→ DIRECTIONS FOR THIS TASK: Select the lines of the records containing the word "thần" and list them.

%%

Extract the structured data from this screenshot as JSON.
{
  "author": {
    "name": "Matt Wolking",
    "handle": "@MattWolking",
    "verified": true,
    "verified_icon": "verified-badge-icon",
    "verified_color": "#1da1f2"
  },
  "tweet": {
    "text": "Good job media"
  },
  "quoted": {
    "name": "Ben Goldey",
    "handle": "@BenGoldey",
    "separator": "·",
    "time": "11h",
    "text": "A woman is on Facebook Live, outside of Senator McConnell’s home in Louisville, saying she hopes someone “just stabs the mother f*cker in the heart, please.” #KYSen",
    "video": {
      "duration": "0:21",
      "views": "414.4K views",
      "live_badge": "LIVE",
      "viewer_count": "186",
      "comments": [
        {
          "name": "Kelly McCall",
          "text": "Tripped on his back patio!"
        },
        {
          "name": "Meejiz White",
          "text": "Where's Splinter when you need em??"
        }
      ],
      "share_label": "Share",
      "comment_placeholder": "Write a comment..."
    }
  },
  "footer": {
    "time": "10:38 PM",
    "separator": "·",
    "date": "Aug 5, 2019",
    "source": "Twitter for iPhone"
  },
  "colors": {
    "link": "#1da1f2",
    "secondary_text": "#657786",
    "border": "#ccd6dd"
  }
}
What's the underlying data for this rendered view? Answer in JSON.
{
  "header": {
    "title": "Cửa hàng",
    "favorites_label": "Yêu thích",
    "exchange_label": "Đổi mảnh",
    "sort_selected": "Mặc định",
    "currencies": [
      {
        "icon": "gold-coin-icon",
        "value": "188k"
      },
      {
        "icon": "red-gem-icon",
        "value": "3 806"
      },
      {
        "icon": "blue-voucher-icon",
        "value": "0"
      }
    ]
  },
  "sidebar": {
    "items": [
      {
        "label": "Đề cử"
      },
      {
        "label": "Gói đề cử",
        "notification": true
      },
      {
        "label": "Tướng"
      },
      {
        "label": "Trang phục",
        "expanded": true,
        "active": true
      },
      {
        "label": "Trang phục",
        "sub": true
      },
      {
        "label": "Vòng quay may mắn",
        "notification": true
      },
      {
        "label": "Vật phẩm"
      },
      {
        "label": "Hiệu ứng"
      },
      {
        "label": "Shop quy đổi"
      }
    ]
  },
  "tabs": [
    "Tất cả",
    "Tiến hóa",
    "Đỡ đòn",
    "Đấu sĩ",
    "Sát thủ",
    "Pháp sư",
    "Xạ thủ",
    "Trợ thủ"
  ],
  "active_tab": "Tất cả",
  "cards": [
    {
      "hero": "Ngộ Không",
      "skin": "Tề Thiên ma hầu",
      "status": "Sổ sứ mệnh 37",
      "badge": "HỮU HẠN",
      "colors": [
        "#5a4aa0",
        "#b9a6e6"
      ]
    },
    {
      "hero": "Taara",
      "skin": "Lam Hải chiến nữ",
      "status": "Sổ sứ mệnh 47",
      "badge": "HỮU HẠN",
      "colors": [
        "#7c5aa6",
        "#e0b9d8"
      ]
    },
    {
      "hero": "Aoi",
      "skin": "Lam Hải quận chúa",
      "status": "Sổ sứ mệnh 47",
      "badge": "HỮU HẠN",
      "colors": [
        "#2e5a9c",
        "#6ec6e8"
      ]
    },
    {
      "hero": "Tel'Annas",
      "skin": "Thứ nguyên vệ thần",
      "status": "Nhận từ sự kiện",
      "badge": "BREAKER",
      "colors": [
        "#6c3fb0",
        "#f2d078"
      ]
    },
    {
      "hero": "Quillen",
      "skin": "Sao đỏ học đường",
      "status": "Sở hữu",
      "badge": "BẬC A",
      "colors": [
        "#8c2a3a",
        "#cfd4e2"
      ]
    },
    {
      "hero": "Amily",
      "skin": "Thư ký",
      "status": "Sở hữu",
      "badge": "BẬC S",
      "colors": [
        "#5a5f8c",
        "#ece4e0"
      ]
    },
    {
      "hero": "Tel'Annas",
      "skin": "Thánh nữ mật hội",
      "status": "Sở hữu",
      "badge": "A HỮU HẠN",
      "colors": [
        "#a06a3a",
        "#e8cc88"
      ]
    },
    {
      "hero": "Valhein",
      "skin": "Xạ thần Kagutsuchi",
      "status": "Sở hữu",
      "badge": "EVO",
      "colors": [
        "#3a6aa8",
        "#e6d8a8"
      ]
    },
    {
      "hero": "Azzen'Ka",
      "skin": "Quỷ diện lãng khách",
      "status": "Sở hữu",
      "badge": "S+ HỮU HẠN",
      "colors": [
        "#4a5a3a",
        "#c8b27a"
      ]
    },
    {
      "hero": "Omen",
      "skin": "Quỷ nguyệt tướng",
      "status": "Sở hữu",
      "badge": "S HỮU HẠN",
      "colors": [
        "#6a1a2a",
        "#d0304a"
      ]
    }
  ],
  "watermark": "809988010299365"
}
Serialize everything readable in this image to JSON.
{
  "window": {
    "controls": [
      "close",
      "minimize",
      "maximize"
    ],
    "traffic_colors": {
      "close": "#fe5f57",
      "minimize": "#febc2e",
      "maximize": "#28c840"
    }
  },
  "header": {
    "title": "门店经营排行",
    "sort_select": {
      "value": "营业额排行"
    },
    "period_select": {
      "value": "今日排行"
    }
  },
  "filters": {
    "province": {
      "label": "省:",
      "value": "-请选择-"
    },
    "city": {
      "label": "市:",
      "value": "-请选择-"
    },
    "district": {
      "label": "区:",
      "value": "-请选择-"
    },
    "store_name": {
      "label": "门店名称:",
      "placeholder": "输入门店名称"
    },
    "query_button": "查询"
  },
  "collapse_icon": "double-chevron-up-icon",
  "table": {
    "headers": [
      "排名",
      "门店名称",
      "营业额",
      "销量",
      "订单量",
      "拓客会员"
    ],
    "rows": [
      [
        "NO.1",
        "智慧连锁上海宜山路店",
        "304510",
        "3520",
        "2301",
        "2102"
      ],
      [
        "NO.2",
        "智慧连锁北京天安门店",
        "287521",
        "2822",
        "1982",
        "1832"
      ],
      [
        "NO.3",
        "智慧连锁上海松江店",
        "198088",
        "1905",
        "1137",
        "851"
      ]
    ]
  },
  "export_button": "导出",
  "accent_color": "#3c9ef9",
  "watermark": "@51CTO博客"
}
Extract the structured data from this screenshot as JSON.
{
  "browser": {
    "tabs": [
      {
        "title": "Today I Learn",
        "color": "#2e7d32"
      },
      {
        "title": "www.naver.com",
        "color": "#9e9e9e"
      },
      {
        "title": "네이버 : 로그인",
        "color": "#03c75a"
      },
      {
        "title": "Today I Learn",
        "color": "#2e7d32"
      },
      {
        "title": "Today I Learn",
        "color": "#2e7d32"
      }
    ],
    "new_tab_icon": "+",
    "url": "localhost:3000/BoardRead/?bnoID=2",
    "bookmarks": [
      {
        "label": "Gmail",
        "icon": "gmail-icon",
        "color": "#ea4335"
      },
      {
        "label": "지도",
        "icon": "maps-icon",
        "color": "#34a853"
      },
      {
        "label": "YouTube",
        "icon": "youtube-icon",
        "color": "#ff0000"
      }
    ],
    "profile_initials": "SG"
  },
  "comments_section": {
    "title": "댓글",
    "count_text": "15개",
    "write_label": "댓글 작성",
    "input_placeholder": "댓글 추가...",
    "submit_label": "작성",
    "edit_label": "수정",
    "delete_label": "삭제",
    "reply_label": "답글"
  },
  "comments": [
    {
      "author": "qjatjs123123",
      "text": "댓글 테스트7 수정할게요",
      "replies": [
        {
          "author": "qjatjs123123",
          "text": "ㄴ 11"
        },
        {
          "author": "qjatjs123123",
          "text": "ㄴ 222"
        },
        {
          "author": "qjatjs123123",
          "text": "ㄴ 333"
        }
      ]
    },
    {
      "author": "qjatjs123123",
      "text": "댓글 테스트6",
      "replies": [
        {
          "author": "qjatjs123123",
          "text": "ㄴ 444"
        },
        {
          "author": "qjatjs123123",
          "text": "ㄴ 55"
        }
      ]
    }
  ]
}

%%

→ EXERCISE SOLUTION:
      "skin": "Thứ nguyên vệ thần",
      "skin": "Xạ thần Kagutsuchi",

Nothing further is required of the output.